§ EXERCISE REQUIREMENTS
Select the lines below containing the word "Шимановского".

§ PROVIDED MATERIAL
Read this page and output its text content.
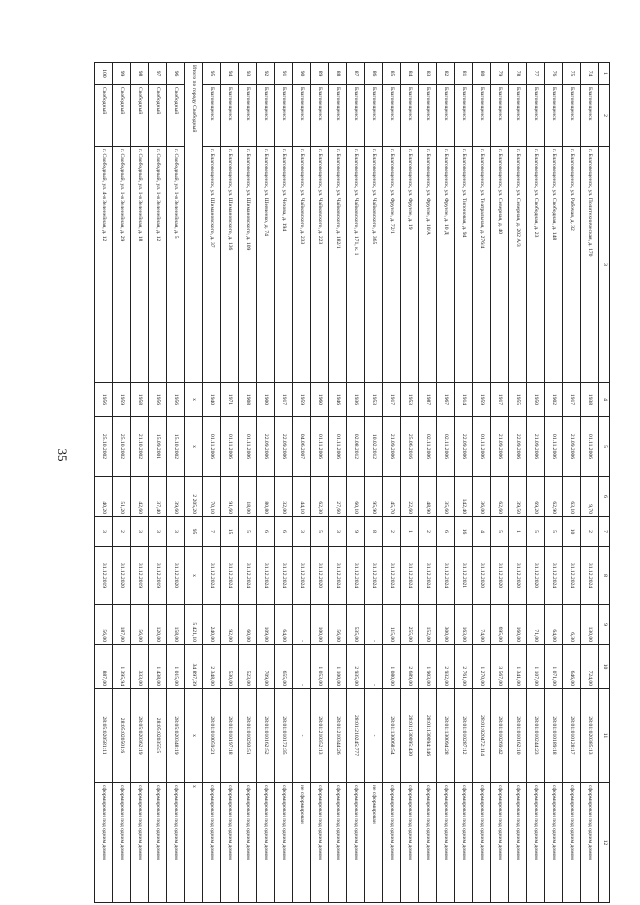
35
1	2	3	4	5	6	7	8	9	10	11	12
74	Благовещенск	г. Благовещенск, ул. Политехническая, д. 170	1938	01.11.2006	9,70	2	31.12.2024	130,00	724,00	28:01:020385:13	сформирован под одним домом
75	Благовещенск	г. Благовещенск, ул. Рабочая, д. 32	1917	21.09.2006	63,10	10	31.12.2024	6,30	646,00	28:01:010128:17	сформирован под одним домом
76	Благовещенск	г. Благовещенск, ул. Свободная, д. 148	1902	01.11.2006	62,90	5	31.12.2024	64,00	1 071,00	28:01:010189:18	сформирован под одним домом
77	Благовещенск	г. Благовещенск, ул. Свободная, д. 23	1950	21.09.2006	69,20	5	31.12.2020	71,00	1 107,00	28:01:010244:23	сформирован под одним домом
78	Благовещенск	г. Благовещенск, ул. Северная, д. 202 А/3	1955	22.09.2006	39,50	1	31.12.2020	160,00	1 341,00	28:01:010162:10	сформирован под одним домом
79	Благовещенск	г. Благовещенск, ул. Северная, д. 40	1917	21.09.2006	62,60	5	31.12.2020	695,00	3 567,00	28:01:010269:42	сформирован под одним домом
80	Благовещенск	г. Благовещенск, ул. Театральная, д. 276/4	1959	01.11.2006	36,00	4	31.12.2020	74,00	1 270,00	28:01:020472:114	сформирован под одним домом
81	Благовещенск	г. Благовещенск, ул. Типоновая, д. 94	1914	22.09.2006	142,40	16	31.12.2021	163,00	2 761,00	28:01:010287:12	сформирован под одним домом
82	Благовещенск	г. Благовещенск, ул. Фрунзе, д. 10 Д	1967	02.11.2006	35,60	6	31.12.2024	300,00	2 932,00	28:01:130094:28	сформирован под одним домом
83	Благовещенск	г. Благовещенск, ул. Фрунзе, д. 10/А	1987	02.11.2006	48,90	2	31.12.2024	152,00	1 903,00	28:01:130094:146	сформирован под одним домом
84	Благовещенск	г. Благовещенск, ул. Фрунзе, д. 19	1953	25.06.2016	22,60	1	31.12.2024	255,00	2 689,00	28:01:130095:430	сформирован под одним домом
85	Благовещенск	г. Благовещенск, ул. Фрунзе, д. 72/1	1917	21.09.2006	45,70	2	31.12.2024	115,00	1 080,00	28:01:130068:54	сформирован под одним домом
86	Благовещенск	г. Благовещенск, ул. Чайковского, д. 365	1953	10.02.2012	95,90	8	31.12.2024	-	-	-	не сформирован
87	Благовещенск	г. Благовещенск, ул. Чайковского, д. 171, к. 1	1936	02.08.2012	60,10	9	31.12.2024	535,00	2 935,00	28:01:210245:777	сформирован под одним домом
88	Благовещенск	г. Благовещенск, ул. Чайковского, д. 182/1	1946	01.11.2006	27,60	3	31.12.2024	56,00	1 100,00	28:01:210344:26	сформирован под одним домом
89	Благовещенск	г. Благовещенск, ул. Чайковского, д. 223	1960	01.11.2006	62,30	5	31.12.2020	100,00	1 053,00	28:01:210352:13	сформирован под одним домом
90	Благовещенск	г. Благовещенск, ул. Чайковского, д. 233	1959	04.06.2007	44,10	3	31.12.2024	-	-	-	не сформирован
91	Благовещенск	г. Благовещенск, ул. Чехова, д. 194	1917	22.09.2006	32,00	6	31.12.2024	64,00	655,00	28:01:010172:35	сформирован под одним домом
92	Благовещенск	г. Благовещенск, ул. Шевченко, д. 74	1900	22.09.2006	80,80	6	31.12.2024	109,00	709,00	28:01:010162:52	сформирован под одним домом
93	Благовещенск	г. Благовещенск, ул. Шимановского, д. 109	1908	01.11.2006	18,00	5	31.12.2024	60,00	523,00	28:01:010293:51	сформирован под одним домом
94	Благовещенск	г. Благовещенск, ул. Шимановского, д. 136	1971	01.11.2006	91,60	15	31.12.2024	92,00	530,00	28:01:010197:18	сформирован под одним домом
95	Благовещенск	г. Благовещенск, ул. Шимановского, д. 37	1940	01.11.2006	70,10	7	31.12.2024	240,00	2 348,00	28:01:010059:21	сформирован под одним домом
Итого по городу Свободный			x	x	2 205,20	95	x	5 421,10	34 897,39	x	x
96	Свободный	г. Свободный, ул. 1-я Зеленейная, д. 5	1956	15.10.2002	39,60	3	31.12.2020	158,00	1 015,00	28:05:020348:19	сформирован под одним домом
97	Свободный	г. Свободный, ул. 1-я Зеленейная, д. 12	1956	15.09.2001	37,40	3	31.12.2019	120,00	1 438,00	28:05:020355:5	сформирован под одним домом
98	Свободный	г. Свободный, ул. 1-я Зеленейная, д. 18	1958	21.10.2002	42,60	3	31.12.2019	56,00	333,00	28:05:020362:19	сформирован под одним домом
99	Свободный	г. Свободный, ул. 1-я Зеленейная, д. 29	1959	25.10.2002	51,20	2	31.12.2020	187,00	1 395,94	28:05:020501:6	сформирован под одним домом
100	Свободный	г. Свободный, ул. 4-я Зеленейная, д. 12	1956	25.10.2002	40,20	3	31.12.2019	56,00	887,00	28:05:020581:11	сформирован под одним домом
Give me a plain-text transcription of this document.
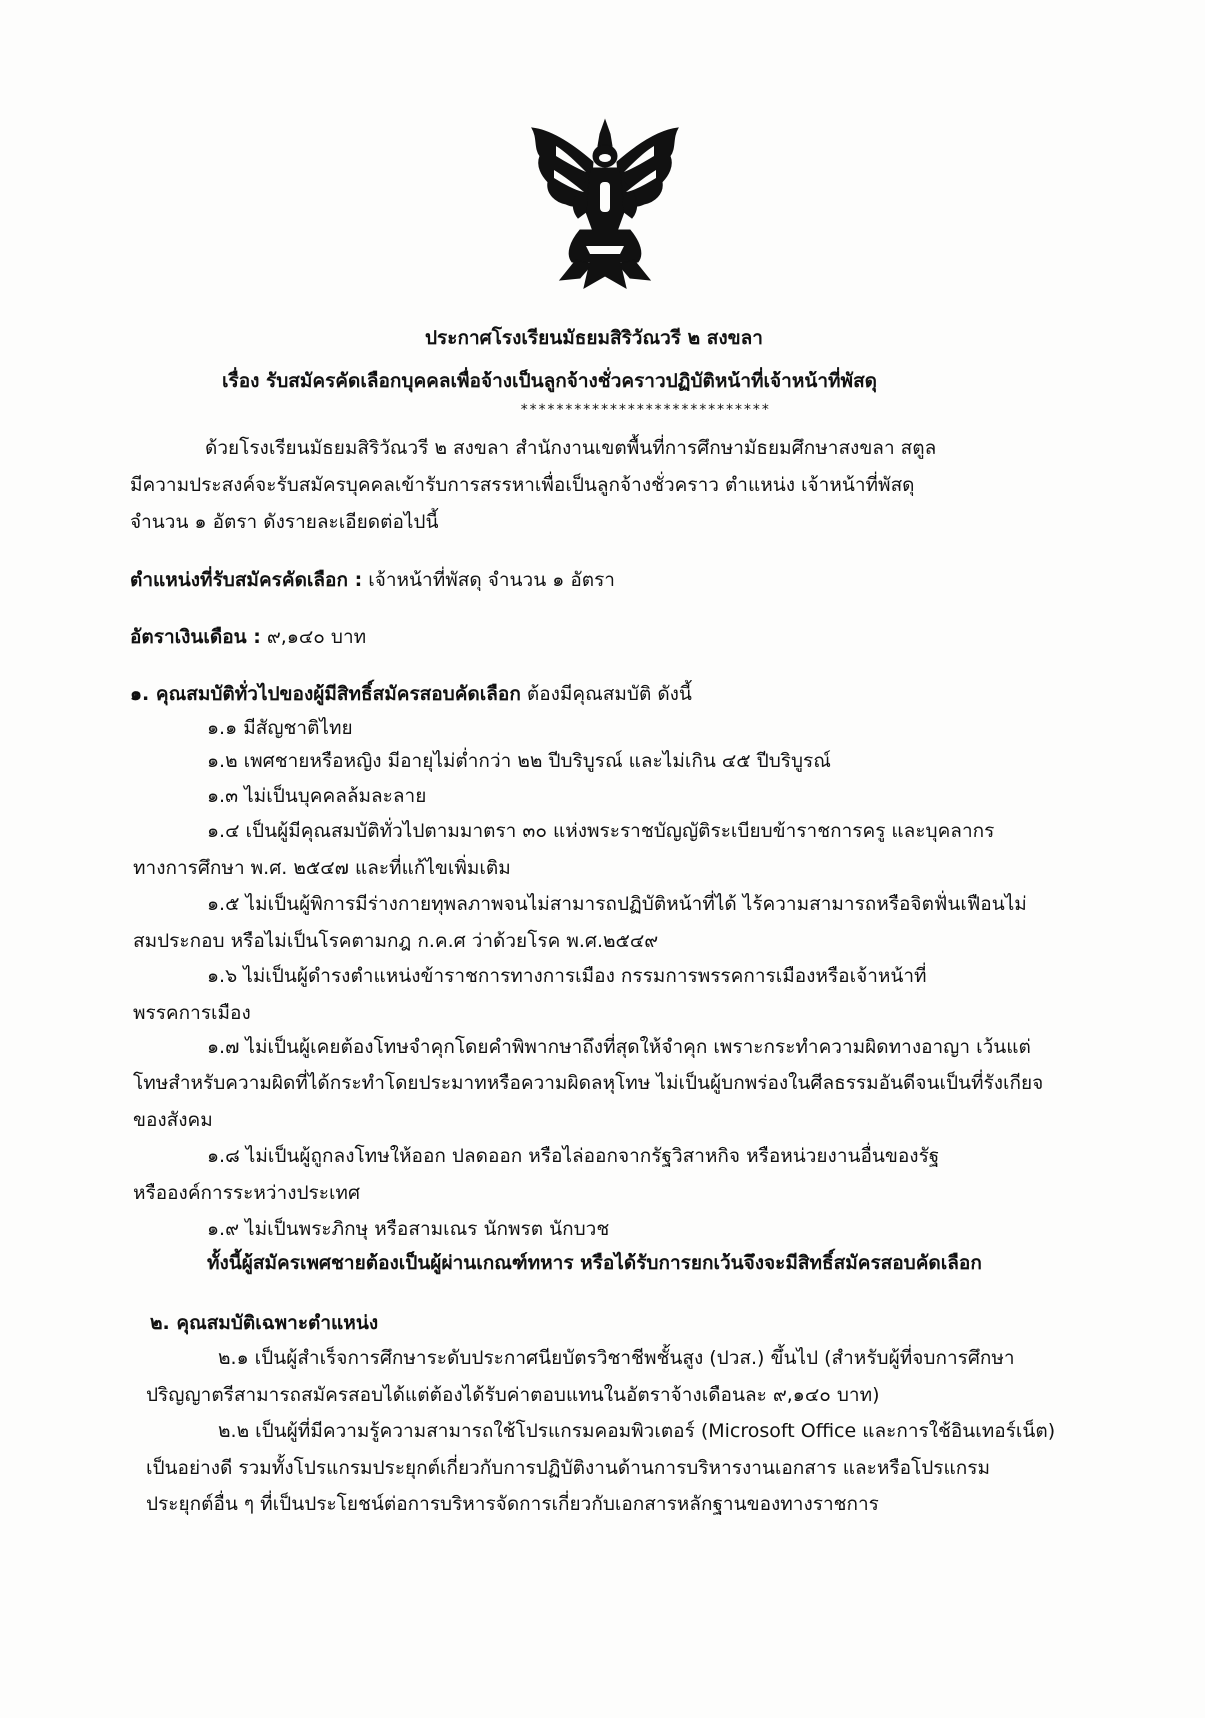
ประกาศโรงเรียนมัธยมสิริวัณวรี ๒ สงขลา

เรื่อง รับสมัครคัดเลือกบุคคลเพื่อจ้างเป็นลูกจ้างชั่วคราวปฏิบัติหน้าที่เจ้าหน้าที่พัสดุ

****************************

ด้วยโรงเรียนมัธยมสิริวัณวรี ๒ สงขลา สำนักงานเขตพื้นที่การศึกษามัธยมศึกษาสงขลา สตูล

มีความประสงค์จะรับสมัครบุคคลเข้ารับการสรรหาเพื่อเป็นลูกจ้างชั่วคราว ตำแหน่ง เจ้าหน้าที่พัสดุ

จำนวน ๑ อัตรา ดังรายละเอียดต่อไปนี้

ตำแหน่งที่รับสมัครคัดเลือก : เจ้าหน้าที่พัสดุ จำนวน ๑ อัตรา

อัตราเงินเดือน : ๙,๑๔๐ บาท

๑. คุณสมบัติทั่วไปของผู้มีสิทธิ์สมัครสอบคัดเลือก ต้องมีคุณสมบัติ ดังนี้

๑.๑ มีสัญชาติไทย

๑.๒ เพศชายหรือหญิง มีอายุไม่ต่ำกว่า ๒๒ ปีบริบูรณ์ และไม่เกิน ๔๕ ปีบริบูรณ์

๑.๓ ไม่เป็นบุคคลล้มละลาย

๑.๔ เป็นผู้มีคุณสมบัติทั่วไปตามมาตรา ๓๐ แห่งพระราชบัญญัติระเบียบข้าราชการครู และบุคลากร

ทางการศึกษา พ.ศ. ๒๕๔๗ และที่แก้ไขเพิ่มเติม

๑.๕ ไม่เป็นผู้พิการมีร่างกายทุพลภาพจนไม่สามารถปฏิบัติหน้าที่ได้ ไร้ความสามารถหรือจิตฟั่นเฟือนไม่

สมประกอบ หรือไม่เป็นโรคตามกฎ ก.ค.ศ ว่าด้วยโรค พ.ศ.๒๕๔๙

๑.๖ ไม่เป็นผู้ดำรงตำแหน่งข้าราชการทางการเมือง กรรมการพรรคการเมืองหรือเจ้าหน้าที่

พรรคการเมือง

๑.๗ ไม่เป็นผู้เคยต้องโทษจำคุกโดยคำพิพากษาถึงที่สุดให้จำคุก เพราะกระทำความผิดทางอาญา เว้นแต่

โทษสำหรับความผิดที่ได้กระทำโดยประมาทหรือความผิดลหุโทษ ไม่เป็นผู้บกพร่องในศีลธรรมอันดีจนเป็นที่รังเกียจ

ของสังคม

๑.๘ ไม่เป็นผู้ถูกลงโทษให้ออก ปลดออก หรือไล่ออกจากรัฐวิสาหกิจ หรือหน่วยงานอื่นของรัฐ

หรือองค์การระหว่างประเทศ

๑.๙ ไม่เป็นพระภิกษุ หรือสามเณร นักพรต นักบวช

ทั้งนี้ผู้สมัครเพศชายต้องเป็นผู้ผ่านเกณฑ์ทหาร หรือได้รับการยกเว้นจึงจะมีสิทธิ์สมัครสอบคัดเลือก

๒. คุณสมบัติเฉพาะตำแหน่ง

๒.๑ เป็นผู้สำเร็จการศึกษาระดับประกาศนียบัตรวิชาชีพชั้นสูง (ปวส.) ขึ้นไป (สำหรับผู้ที่จบการศึกษา

ปริญญาตรีสามารถสมัครสอบได้แต่ต้องได้รับค่าตอบแทนในอัตราจ้างเดือนละ ๙,๑๔๐ บาท)

๒.๒ เป็นผู้ที่มีความรู้ความสามารถใช้โปรแกรมคอมพิวเตอร์ (Microsoft Office และการใช้อินเทอร์เน็ต)

เป็นอย่างดี รวมทั้งโปรแกรมประยุกต์เกี่ยวกับการปฏิบัติงานด้านการบริหารงานเอกสาร และหรือโปรแกรม

ประยุกต์อื่น ๆ ที่เป็นประโยชน์ต่อการบริหารจัดการเกี่ยวกับเอกสารหลักฐานของทางราชการ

§ WORKED SOLUTION
93	Благовещенск	г. Благовещенск, ул. Шимановского, д. 109	1908	01.11.2006	18,00	5	31.12.2024	60,00	523,00	28:01:010293:51	сформирован под одним домом
94	Благовещенск	г. Благовещенск, ул. Шимановского, д. 136	1971	01.11.2006	91,60	15	31.12.2024	92,00	530,00	28:01:010197:18	сформирован под одним домом
95	Благовещенск	г. Благовещенск, ул. Шимановского, д. 37	1940	01.11.2006	70,10	7	31.12.2024	240,00	2 348,00	28:01:010059:21	сформирован под одним домом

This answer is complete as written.